Task instructions
Nothing in the data should change when you return it, but leave the pictures out.
********************
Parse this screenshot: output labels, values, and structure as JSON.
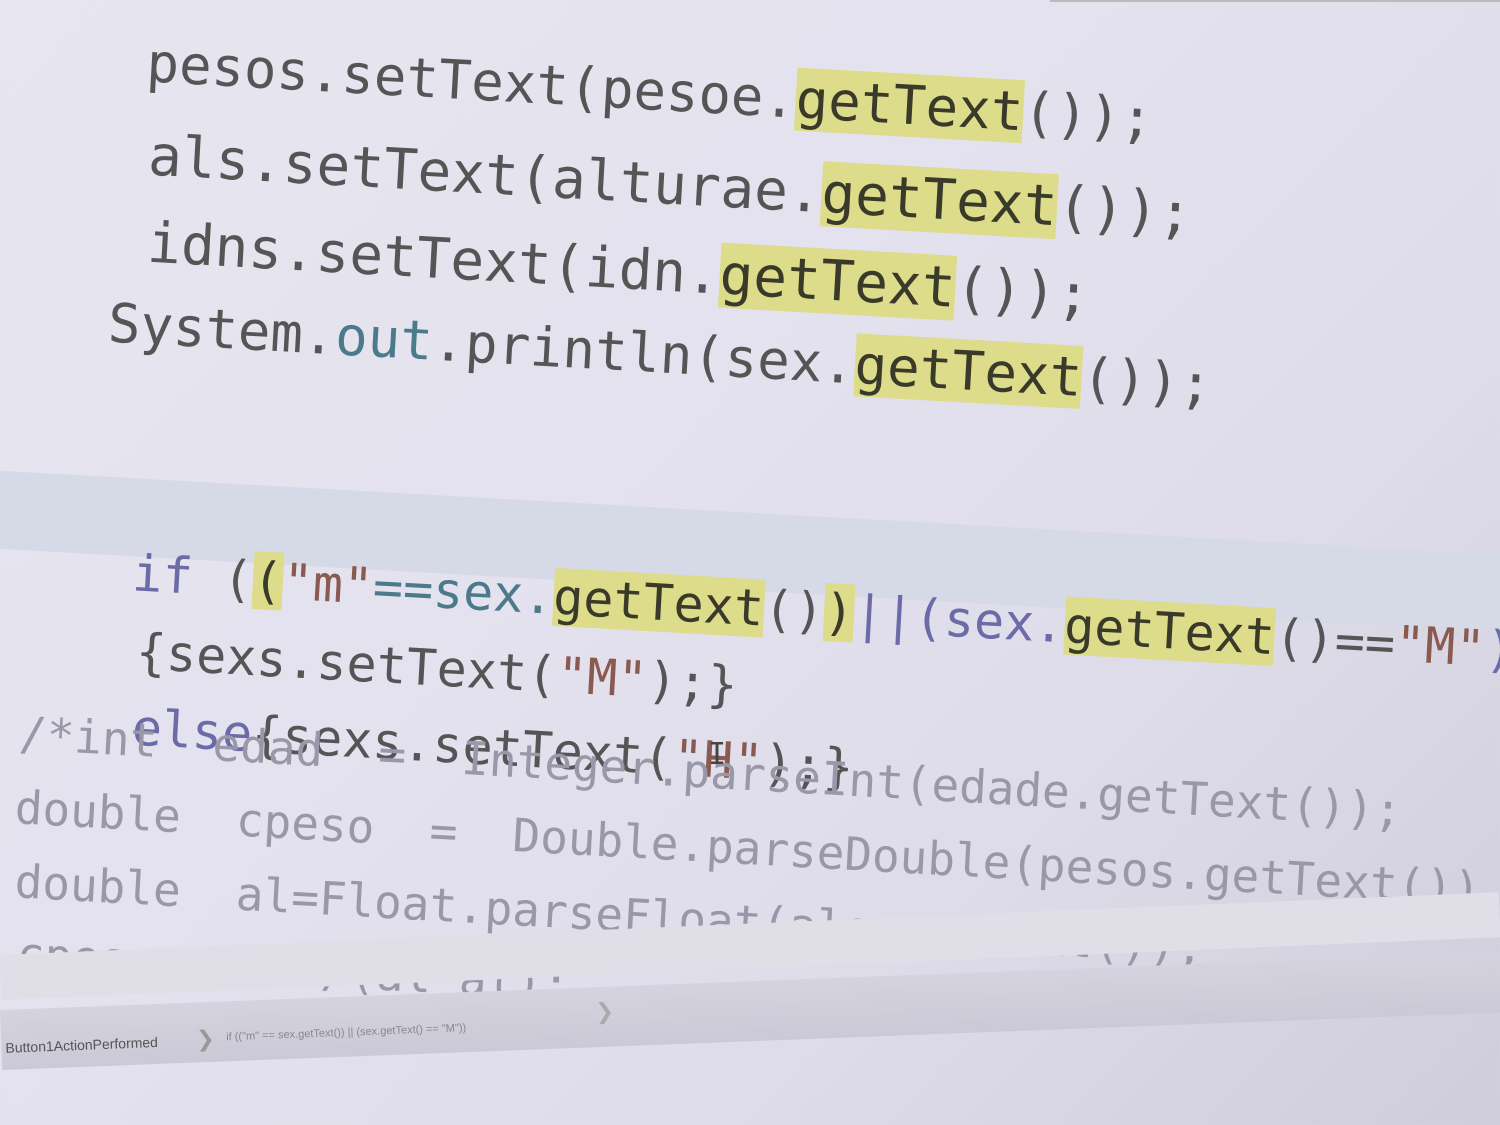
{
  "code_lines": {
    "l0": {
      "obj": "pesos",
      "dot": ".setText",
      "args_pre": "(pesoe.",
      "hl": "getText",
      "post": "());"
    },
    "l1": {
      "obj": "als",
      "dot": ".setText",
      "args_pre": "(alturae.",
      "hl": "getText",
      "post": "());"
    },
    "l2": {
      "obj": "idns",
      "dot": ".setText",
      "args_pre": "(idn.",
      "hl": "getText",
      "post": "());"
    },
    "l3": {
      "sys": "System.",
      "out": "out",
      "call": ".println(sex.",
      "hl": "getText",
      "post": "());"
    },
    "l4": {
      "kw": "if",
      "sp": " (",
      "hl_paren": "(",
      "str_m": "\"m\"",
      "eq": "==sex.",
      "hl": "getText",
      "mid": "()",
      "hl_paren2": ")",
      "or": "||(sex.",
      "hl2": "getText",
      "tail": "()==",
      "str_M": "\"M\"",
      "end": "))"
    },
    "l5": {
      "pre": "{sexs.setText(",
      "str": "\"M\"",
      "post": ");}"
    },
    "l6": {
      "kw": "else",
      "pre": "{sexs.setText(",
      "str": "\"H\"",
      "post": ");}"
    },
    "l7": {
      "text": "/*int  edad  =  Integer.parseInt(edade.getText());"
    },
    "l8": {
      "text": "double  cpeso  =  Double.parseDouble(pesos.getText())"
    },
    "l9": {
      "text": "double  al=Float.parseFloat(als.getText());"
    },
    "l10": {
      "text": "cpeso=cpeso/(al*al);"
    }
  },
  "breadcrumb": {
    "item1": "Button1ActionPerformed",
    "sep": "❯",
    "item2": "if ((\"m\" == sex.getText()) || (sex.getText() == \"M\"))"
  },
  "cursor": "I"
}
********************
Answer
Parse this screenshot: output labels, values, and structure as JSON.
{
  "code_lines": {
    "l0": {
      "obj": "pesos",
      "dot": ".setText",
      "args_pre": "(pesoe.",
      "hl": "getText",
      "post": "());"
    },
    "l1": {
      "obj": "als",
      "dot": ".setText",
      "args_pre": "(alturae.",
      "hl": "getText",
      "post": "());"
    },
    "l2": {
      "obj": "idns",
      "dot": ".setText",
      "args_pre": "(idn.",
      "hl": "getText",
      "post": "());"
    },
    "l3": {
      "sys": "System.",
      "out": "out",
      "call": ".println(sex.",
      "hl": "getText",
      "post": "());"
    },
    "l4": {
      "kw": "if",
      "sp": " (",
      "hl_paren": "(",
      "str_m": "\"m\"",
      "eq": "==sex.",
      "hl": "getText",
      "mid": "()",
      "hl_paren2": ")",
      "or": "||(sex.",
      "hl2": "getText",
      "tail": "()==",
      "str_M": "\"M\"",
      "end": "))"
    },
    "l5": {
      "pre": "{sexs.setText(",
      "str": "\"M\"",
      "post": ");}"
    },
    "l6": {
      "kw": "else",
      "pre": "{sexs.setText(",
      "str": "\"H\"",
      "post": ");}"
    },
    "l7": {
      "text": "/*int  edad  =  Integer.parseInt(edade.getText());"
    },
    "l8": {
      "text": "double  cpeso  =  Double.parseDouble(pesos.getText())"
    },
    "l9": {
      "text": "double  al=Float.parseFloat(als.getText());"
    },
    "l10": {
      "text": "cpeso=cpeso/(al*al);"
    }
  },
  "breadcrumb": {
    "item1": "Button1ActionPerformed",
    "sep": "❯",
    "item2": "if ((\"m\" == sex.getText()) || (sex.getText() == \"M\"))"
  },
  "cursor": "I"
}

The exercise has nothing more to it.